### Supplied data

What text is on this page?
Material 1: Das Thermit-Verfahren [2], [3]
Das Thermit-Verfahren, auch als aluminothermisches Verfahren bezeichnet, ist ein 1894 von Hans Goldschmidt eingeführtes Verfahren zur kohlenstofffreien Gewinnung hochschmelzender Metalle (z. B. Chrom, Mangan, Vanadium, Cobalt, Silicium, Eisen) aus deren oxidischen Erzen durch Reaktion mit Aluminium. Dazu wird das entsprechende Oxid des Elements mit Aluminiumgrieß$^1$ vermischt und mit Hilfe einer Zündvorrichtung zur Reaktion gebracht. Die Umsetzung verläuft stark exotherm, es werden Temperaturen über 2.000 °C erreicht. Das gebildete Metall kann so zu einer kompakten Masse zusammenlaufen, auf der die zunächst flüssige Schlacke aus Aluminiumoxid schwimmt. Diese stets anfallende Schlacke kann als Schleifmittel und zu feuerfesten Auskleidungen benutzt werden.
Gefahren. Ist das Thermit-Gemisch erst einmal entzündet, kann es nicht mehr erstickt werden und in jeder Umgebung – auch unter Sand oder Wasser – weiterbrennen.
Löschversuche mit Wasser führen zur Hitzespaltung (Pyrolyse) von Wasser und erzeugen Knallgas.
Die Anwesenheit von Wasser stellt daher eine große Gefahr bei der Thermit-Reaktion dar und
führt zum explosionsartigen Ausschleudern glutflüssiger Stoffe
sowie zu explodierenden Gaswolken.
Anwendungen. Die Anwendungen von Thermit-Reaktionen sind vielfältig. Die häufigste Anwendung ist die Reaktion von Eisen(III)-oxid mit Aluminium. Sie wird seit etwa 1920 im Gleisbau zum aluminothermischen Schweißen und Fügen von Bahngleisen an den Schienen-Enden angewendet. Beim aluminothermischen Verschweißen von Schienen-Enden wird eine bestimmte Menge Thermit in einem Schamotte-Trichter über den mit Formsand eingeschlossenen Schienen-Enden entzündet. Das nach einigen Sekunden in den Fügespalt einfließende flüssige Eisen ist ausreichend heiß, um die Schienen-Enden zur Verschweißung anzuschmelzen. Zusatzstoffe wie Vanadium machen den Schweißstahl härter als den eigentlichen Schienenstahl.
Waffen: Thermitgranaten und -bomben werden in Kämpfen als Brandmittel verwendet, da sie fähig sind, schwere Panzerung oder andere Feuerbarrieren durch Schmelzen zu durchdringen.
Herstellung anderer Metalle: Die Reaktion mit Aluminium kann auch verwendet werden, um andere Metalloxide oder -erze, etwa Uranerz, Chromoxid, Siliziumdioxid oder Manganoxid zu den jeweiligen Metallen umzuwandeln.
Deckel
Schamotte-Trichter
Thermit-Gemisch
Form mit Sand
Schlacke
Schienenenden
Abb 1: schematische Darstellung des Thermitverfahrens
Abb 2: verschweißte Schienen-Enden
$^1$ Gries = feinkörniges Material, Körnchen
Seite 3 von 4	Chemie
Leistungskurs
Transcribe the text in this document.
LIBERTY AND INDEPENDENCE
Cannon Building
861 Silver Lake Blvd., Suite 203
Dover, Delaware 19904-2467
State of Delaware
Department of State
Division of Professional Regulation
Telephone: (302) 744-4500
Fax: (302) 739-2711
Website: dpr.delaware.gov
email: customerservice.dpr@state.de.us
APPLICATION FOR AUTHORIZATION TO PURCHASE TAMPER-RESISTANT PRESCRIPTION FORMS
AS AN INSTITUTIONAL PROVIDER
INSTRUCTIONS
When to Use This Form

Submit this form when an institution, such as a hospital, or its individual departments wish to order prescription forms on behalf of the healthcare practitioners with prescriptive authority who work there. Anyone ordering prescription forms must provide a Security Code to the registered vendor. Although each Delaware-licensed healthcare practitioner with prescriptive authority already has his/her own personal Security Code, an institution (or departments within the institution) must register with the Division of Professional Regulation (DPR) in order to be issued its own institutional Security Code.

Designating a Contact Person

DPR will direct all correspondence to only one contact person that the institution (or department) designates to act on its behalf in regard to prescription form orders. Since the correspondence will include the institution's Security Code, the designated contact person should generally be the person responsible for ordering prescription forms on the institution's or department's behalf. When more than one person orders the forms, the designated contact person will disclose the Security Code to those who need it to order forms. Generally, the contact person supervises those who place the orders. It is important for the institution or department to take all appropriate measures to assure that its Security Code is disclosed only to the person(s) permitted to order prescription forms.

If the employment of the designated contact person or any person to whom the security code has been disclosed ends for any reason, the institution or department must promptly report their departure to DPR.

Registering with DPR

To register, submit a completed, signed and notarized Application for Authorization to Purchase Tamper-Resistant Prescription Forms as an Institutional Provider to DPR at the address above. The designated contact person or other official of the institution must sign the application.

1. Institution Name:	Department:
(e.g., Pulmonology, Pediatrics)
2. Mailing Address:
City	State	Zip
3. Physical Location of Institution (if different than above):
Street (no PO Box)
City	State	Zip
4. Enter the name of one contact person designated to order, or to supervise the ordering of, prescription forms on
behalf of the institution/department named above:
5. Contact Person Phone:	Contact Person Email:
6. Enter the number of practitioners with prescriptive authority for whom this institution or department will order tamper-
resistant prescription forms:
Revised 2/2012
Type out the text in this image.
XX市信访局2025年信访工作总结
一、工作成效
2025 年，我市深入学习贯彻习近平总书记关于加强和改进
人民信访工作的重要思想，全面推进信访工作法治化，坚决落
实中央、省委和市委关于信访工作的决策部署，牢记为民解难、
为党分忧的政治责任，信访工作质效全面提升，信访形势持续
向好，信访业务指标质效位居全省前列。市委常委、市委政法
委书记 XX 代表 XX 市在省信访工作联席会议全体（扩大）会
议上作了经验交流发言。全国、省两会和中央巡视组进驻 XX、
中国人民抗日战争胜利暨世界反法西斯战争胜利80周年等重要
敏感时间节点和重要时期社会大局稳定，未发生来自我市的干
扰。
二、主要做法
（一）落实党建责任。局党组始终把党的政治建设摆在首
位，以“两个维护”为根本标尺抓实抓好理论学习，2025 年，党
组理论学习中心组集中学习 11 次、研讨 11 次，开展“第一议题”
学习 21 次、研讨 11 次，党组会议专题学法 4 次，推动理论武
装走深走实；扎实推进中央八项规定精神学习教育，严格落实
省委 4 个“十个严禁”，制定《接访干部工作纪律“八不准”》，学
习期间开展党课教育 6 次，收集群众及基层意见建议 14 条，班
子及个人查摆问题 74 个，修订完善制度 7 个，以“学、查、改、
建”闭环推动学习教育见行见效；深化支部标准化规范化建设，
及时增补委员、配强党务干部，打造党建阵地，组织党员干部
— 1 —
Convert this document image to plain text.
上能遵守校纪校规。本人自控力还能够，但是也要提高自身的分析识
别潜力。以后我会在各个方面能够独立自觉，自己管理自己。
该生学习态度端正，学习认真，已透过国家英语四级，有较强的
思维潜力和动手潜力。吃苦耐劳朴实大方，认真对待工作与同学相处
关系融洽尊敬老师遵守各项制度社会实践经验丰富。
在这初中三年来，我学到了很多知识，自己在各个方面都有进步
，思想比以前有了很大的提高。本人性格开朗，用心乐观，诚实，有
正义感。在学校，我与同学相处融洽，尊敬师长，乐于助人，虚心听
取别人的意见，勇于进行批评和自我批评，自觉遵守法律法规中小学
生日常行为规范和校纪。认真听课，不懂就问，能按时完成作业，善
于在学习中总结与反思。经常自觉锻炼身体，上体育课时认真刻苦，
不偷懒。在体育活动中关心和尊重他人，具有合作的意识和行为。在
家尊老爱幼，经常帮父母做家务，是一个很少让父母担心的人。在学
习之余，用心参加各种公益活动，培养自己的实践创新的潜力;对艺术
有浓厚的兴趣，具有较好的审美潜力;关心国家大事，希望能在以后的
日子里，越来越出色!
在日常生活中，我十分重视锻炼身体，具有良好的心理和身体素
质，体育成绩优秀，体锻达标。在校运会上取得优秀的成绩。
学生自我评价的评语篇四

######

▸ **What is asked**:
Look through the records and gather each line with the word "Enter".

▸ **Solution for this problem**:
4. Enter the name of one contact person designated to order, or to supervise the ordering of, prescription forms on
6. Enter the number of practitioners with prescriptive authority for whom this institution or department will order tamper-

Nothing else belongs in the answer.